__What to work on__. Would you extract the whole listing below and retype it exactly?

__Items__.
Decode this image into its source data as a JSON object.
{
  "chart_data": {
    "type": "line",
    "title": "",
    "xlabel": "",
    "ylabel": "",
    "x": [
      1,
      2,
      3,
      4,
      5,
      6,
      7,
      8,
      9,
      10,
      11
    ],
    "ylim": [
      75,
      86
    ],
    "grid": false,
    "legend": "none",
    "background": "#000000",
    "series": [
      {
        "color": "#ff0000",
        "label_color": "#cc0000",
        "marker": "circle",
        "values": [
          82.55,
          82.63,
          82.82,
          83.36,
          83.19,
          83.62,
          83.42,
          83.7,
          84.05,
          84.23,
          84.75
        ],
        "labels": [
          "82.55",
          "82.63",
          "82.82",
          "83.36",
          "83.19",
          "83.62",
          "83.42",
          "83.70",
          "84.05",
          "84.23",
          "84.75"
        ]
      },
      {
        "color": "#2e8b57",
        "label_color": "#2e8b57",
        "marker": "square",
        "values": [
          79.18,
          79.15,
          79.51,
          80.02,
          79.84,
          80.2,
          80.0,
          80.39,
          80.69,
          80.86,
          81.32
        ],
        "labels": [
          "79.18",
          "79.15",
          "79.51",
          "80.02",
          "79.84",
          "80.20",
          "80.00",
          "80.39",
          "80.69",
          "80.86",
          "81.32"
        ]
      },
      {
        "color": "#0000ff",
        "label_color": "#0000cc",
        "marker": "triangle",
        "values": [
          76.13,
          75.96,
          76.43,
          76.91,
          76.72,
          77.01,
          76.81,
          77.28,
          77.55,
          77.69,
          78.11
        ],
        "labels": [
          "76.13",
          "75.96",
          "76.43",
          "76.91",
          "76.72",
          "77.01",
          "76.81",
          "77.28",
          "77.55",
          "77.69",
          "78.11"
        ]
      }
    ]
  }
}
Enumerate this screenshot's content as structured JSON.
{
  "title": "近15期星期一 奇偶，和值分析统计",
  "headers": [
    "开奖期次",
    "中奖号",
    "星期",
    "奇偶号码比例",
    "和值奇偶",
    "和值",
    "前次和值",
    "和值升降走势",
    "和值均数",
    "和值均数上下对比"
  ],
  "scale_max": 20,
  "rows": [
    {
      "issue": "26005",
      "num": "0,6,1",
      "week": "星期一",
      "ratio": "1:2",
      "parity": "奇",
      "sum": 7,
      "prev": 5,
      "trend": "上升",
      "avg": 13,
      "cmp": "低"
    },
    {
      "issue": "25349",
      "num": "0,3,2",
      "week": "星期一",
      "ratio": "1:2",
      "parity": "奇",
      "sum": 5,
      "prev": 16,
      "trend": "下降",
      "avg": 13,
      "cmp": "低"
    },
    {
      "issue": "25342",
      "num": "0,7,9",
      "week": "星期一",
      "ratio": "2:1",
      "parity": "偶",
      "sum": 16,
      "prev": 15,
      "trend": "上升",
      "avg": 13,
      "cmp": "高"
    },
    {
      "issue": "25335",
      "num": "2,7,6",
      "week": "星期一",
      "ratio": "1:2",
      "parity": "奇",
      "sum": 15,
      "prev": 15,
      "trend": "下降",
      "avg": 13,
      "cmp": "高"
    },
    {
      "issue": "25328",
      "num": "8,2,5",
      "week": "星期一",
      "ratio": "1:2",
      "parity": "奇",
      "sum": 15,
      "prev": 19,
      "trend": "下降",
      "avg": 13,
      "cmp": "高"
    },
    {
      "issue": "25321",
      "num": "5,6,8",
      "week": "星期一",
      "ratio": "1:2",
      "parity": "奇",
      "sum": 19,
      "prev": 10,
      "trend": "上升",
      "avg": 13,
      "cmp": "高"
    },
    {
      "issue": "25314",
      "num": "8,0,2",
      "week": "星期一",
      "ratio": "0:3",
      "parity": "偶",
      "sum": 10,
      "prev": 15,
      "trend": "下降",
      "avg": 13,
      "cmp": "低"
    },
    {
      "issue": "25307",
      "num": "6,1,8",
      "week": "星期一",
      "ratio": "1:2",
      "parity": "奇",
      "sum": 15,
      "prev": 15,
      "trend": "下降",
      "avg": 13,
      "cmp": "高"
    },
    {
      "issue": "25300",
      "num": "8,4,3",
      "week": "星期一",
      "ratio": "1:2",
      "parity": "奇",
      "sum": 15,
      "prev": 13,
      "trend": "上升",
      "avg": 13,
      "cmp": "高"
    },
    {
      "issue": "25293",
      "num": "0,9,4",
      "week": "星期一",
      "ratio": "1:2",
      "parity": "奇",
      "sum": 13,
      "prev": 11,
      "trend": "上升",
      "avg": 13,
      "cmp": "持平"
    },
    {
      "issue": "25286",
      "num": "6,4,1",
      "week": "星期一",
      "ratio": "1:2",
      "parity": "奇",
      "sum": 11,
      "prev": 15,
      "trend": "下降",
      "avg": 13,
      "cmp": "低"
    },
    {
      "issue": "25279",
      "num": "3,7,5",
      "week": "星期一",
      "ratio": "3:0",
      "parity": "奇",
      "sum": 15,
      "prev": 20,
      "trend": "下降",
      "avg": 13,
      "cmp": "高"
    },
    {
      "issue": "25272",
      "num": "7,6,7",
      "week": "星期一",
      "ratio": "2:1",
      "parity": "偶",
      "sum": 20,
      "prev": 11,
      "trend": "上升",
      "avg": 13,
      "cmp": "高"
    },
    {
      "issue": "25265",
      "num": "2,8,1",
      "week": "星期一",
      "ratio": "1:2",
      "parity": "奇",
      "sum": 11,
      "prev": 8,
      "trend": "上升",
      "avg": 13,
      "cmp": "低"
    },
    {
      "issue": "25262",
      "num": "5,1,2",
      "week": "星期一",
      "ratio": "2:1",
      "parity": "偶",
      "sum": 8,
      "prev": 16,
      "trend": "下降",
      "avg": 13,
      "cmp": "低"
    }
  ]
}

__Task result__.
Decode this image into its source data as a JSON object.
{
  "chart_data": {
    "type": "line",
    "title": "",
    "xlabel": "",
    "ylabel": "",
    "x": [
      1,
      2,
      3,
      4,
      5,
      6,
      7,
      8,
      9,
      10,
      11
    ],
    "ylim": [
      75,
      86
    ],
    "grid": false,
    "legend": "none",
    "background": "#000000",
    "series": [
      {
        "color": "#ff0000",
        "label_color": "#cc0000",
        "marker": "circle",
        "values": [
          82.55,
          82.63,
          82.82,
          83.36,
          83.19,
          83.62,
          83.42,
          83.7,
          84.05,
          84.23,
          84.75
        ],
        "labels": [
          "82.55",
          "82.63",
          "82.82",
          "83.36",
          "83.19",
          "83.62",
          "83.42",
          "83.70",
          "84.05",
          "84.23",
          "84.75"
        ]
      },
      {
        "color": "#2e8b57",
        "label_color": "#2e8b57",
        "marker": "square",
        "values": [
          79.18,
          79.15,
          79.51,
          80.02,
          79.84,
          80.2,
          80.0,
          80.39,
          80.69,
          80.86,
          81.32
        ],
        "labels": [
          "79.18",
          "79.15",
          "79.51",
          "80.02",
          "79.84",
          "80.20",
          "80.00",
          "80.39",
          "80.69",
          "80.86",
          "81.32"
        ]
      },
      {
        "color": "#0000ff",
        "label_color": "#0000cc",
        "marker": "triangle",
        "values": [
          76.13,
          75.96,
          76.43,
          76.91,
          76.72,
          77.01,
          76.81,
          77.28,
          77.55,
          77.69,
          78.11
        ],
        "labels": [
          "76.13",
          "75.96",
          "76.43",
          "76.91",
          "76.72",
          "77.01",
          "76.81",
          "77.28",
          "77.55",
          "77.69",
          "78.11"
        ]
      }
    ]
  }
}
Enumerate this screenshot's content as structured JSON.
{
  "title": "近15期星期一 奇偶，和值分析统计",
  "headers": [
    "开奖期次",
    "中奖号",
    "星期",
    "奇偶号码比例",
    "和值奇偶",
    "和值",
    "前次和值",
    "和值升降走势",
    "和值均数",
    "和值均数上下对比"
  ],
  "scale_max": 20,
  "rows": [
    {
      "issue": "26005",
      "num": "0,6,1",
      "week": "星期一",
      "ratio": "1:2",
      "parity": "奇",
      "sum": 7,
      "prev": 5,
      "trend": "上升",
      "avg": 13,
      "cmp": "低"
    },
    {
      "issue": "25349",
      "num": "0,3,2",
      "week": "星期一",
      "ratio": "1:2",
      "parity": "奇",
      "sum": 5,
      "prev": 16,
      "trend": "下降",
      "avg": 13,
      "cmp": "低"
    },
    {
      "issue": "25342",
      "num": "0,7,9",
      "week": "星期一",
      "ratio": "2:1",
      "parity": "偶",
      "sum": 16,
      "prev": 15,
      "trend": "上升",
      "avg": 13,
      "cmp": "高"
    },
    {
      "issue": "25335",
      "num": "2,7,6",
      "week": "星期一",
      "ratio": "1:2",
      "parity": "奇",
      "sum": 15,
      "prev": 15,
      "trend": "下降",
      "avg": 13,
      "cmp": "高"
    },
    {
      "issue": "25328",
      "num": "8,2,5",
      "week": "星期一",
      "ratio": "1:2",
      "parity": "奇",
      "sum": 15,
      "prev": 19,
      "trend": "下降",
      "avg": 13,
      "cmp": "高"
    },
    {
      "issue": "25321",
      "num": "5,6,8",
      "week": "星期一",
      "ratio": "1:2",
      "parity": "奇",
      "sum": 19,
      "prev": 10,
      "trend": "上升",
      "avg": 13,
      "cmp": "高"
    },
    {
      "issue": "25314",
      "num": "8,0,2",
      "week": "星期一",
      "ratio": "0:3",
      "parity": "偶",
      "sum": 10,
      "prev": 15,
      "trend": "下降",
      "avg": 13,
      "cmp": "低"
    },
    {
      "issue": "25307",
      "num": "6,1,8",
      "week": "星期一",
      "ratio": "1:2",
      "parity": "奇",
      "sum": 15,
      "prev": 15,
      "trend": "下降",
      "avg": 13,
      "cmp": "高"
    },
    {
      "issue": "25300",
      "num": "8,4,3",
      "week": "星期一",
      "ratio": "1:2",
      "parity": "奇",
      "sum": 15,
      "prev": 13,
      "trend": "上升",
      "avg": 13,
      "cmp": "高"
    },
    {
      "issue": "25293",
      "num": "0,9,4",
      "week": "星期一",
      "ratio": "1:2",
      "parity": "奇",
      "sum": 13,
      "prev": 11,
      "trend": "上升",
      "avg": 13,
      "cmp": "持平"
    },
    {
      "issue": "25286",
      "num": "6,4,1",
      "week": "星期一",
      "ratio": "1:2",
      "parity": "奇",
      "sum": 11,
      "prev": 15,
      "trend": "下降",
      "avg": 13,
      "cmp": "低"
    },
    {
      "issue": "25279",
      "num": "3,7,5",
      "week": "星期一",
      "ratio": "3:0",
      "parity": "奇",
      "sum": 15,
      "prev": 20,
      "trend": "下降",
      "avg": 13,
      "cmp": "高"
    },
    {
      "issue": "25272",
      "num": "7,6,7",
      "week": "星期一",
      "ratio": "2:1",
      "parity": "偶",
      "sum": 20,
      "prev": 11,
      "trend": "上升",
      "avg": 13,
      "cmp": "高"
    },
    {
      "issue": "25265",
      "num": "2,8,1",
      "week": "星期一",
      "ratio": "1:2",
      "parity": "奇",
      "sum": 11,
      "prev": 8,
      "trend": "上升",
      "avg": 13,
      "cmp": "低"
    },
    {
      "issue": "25262",
      "num": "5,1,2",
      "week": "星期一",
      "ratio": "2:1",
      "parity": "偶",
      "sum": 8,
      "prev": 16,
      "trend": "下降",
      "avg": 13,
      "cmp": "低"
    }
  ]
}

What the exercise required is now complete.